Data entries:
········
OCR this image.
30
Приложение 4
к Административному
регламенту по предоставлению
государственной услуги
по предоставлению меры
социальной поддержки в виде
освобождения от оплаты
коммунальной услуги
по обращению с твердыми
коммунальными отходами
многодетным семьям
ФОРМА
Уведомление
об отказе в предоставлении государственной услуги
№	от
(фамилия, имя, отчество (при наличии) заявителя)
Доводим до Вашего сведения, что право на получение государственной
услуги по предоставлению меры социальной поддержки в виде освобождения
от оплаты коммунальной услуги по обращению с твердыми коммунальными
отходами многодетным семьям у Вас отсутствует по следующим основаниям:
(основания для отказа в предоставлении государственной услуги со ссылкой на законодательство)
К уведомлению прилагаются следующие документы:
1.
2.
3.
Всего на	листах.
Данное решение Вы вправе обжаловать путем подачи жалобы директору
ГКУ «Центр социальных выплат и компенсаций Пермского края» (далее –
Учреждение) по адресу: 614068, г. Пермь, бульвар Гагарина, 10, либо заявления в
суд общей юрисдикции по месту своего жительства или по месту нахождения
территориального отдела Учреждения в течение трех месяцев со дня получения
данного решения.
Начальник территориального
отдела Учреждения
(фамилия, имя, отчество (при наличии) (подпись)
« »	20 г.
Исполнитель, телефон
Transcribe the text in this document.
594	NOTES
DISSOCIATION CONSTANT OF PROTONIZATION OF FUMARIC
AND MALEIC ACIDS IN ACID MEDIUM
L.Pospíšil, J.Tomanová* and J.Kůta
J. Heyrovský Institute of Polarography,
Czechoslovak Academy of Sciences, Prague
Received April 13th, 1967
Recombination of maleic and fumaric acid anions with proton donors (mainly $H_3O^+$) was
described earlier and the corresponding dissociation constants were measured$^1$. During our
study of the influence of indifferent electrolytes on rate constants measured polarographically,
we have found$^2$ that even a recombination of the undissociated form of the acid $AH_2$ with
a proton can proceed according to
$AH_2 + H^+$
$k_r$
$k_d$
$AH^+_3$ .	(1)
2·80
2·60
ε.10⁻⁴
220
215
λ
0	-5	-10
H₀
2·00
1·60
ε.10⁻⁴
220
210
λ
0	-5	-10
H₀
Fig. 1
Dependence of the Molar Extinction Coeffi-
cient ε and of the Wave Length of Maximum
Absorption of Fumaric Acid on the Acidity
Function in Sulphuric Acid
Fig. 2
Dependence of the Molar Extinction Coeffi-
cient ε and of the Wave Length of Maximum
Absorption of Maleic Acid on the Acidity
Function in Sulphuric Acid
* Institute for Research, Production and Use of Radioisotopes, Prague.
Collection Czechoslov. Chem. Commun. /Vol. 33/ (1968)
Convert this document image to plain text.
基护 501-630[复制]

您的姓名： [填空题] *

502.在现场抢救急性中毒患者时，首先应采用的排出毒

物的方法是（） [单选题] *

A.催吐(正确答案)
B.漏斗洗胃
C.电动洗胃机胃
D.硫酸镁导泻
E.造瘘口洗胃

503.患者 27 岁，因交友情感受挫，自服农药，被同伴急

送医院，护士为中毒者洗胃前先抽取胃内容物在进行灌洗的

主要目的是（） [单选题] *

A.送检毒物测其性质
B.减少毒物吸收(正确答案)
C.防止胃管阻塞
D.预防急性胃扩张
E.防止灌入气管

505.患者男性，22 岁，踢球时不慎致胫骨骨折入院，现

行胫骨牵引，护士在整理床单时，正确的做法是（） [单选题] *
········
### [Request]
Give back the data above exactly as it appears.

### [Task response]
OCR this image.
30
Приложение 4
к Административному
регламенту по предоставлению
государственной услуги
по предоставлению меры
социальной поддержки в виде
освобождения от оплаты
коммунальной услуги
по обращению с твердыми
коммунальными отходами
многодетным семьям
ФОРМА
Уведомление
об отказе в предоставлении государственной услуги
№	от
(фамилия, имя, отчество (при наличии) заявителя)
Доводим до Вашего сведения, что право на получение государственной
услуги по предоставлению меры социальной поддержки в виде освобождения
от оплаты коммунальной услуги по обращению с твердыми коммунальными
отходами многодетным семьям у Вас отсутствует по следующим основаниям:
(основания для отказа в предоставлении государственной услуги со ссылкой на законодательство)
К уведомлению прилагаются следующие документы:
1.
2.
3.
Всего на	листах.
Данное решение Вы вправе обжаловать путем подачи жалобы директору
ГКУ «Центр социальных выплат и компенсаций Пермского края» (далее –
Учреждение) по адресу: 614068, г. Пермь, бульвар Гагарина, 10, либо заявления в
суд общей юрисдикции по месту своего жительства или по месту нахождения
территориального отдела Учреждения в течение трех месяцев со дня получения
данного решения.
Начальник территориального
отдела Учреждения
(фамилия, имя, отчество (при наличии) (подпись)
« »	20 г.
Исполнитель, телефон
Transcribe the text in this document.
594	NOTES
DISSOCIATION CONSTANT OF PROTONIZATION OF FUMARIC
AND MALEIC ACIDS IN ACID MEDIUM
L.Pospíšil, J.Tomanová* and J.Kůta
J. Heyrovský Institute of Polarography,
Czechoslovak Academy of Sciences, Prague
Received April 13th, 1967
Recombination of maleic and fumaric acid anions with proton donors (mainly $H_3O^+$) was
described earlier and the corresponding dissociation constants were measured$^1$. During our
study of the influence of indifferent electrolytes on rate constants measured polarographically,
we have found$^2$ that even a recombination of the undissociated form of the acid $AH_2$ with
a proton can proceed according to
$AH_2 + H^+$
$k_r$
$k_d$
$AH^+_3$ .	(1)
2·80
2·60
ε.10⁻⁴
220
215
λ
0	-5	-10
H₀
2·00
1·60
ε.10⁻⁴
220
210
λ
0	-5	-10
H₀
Fig. 1
Dependence of the Molar Extinction Coeffi-
cient ε and of the Wave Length of Maximum
Absorption of Fumaric Acid on the Acidity
Function in Sulphuric Acid
Fig. 2
Dependence of the Molar Extinction Coeffi-
cient ε and of the Wave Length of Maximum
Absorption of Maleic Acid on the Acidity
Function in Sulphuric Acid
* Institute for Research, Production and Use of Radioisotopes, Prague.
Collection Czechoslov. Chem. Commun. /Vol. 33/ (1968)
Convert this document image to plain text.
基护 501-630[复制]

您的姓名： [填空题] *

502.在现场抢救急性中毒患者时，首先应采用的排出毒

物的方法是（） [单选题] *

A.催吐(正确答案)
B.漏斗洗胃
C.电动洗胃机胃
D.硫酸镁导泻
E.造瘘口洗胃

503.患者 27 岁，因交友情感受挫，自服农药，被同伴急

送医院，护士为中毒者洗胃前先抽取胃内容物在进行灌洗的

主要目的是（） [单选题] *

A.送检毒物测其性质
B.减少毒物吸收(正确答案)
C.防止胃管阻塞
D.预防急性胃扩张
E.防止灌入气管

505.患者男性，22 岁，踢球时不慎致胫骨骨折入院，现

行胫骨牵引，护士在整理床单时，正确的做法是（） [单选题] *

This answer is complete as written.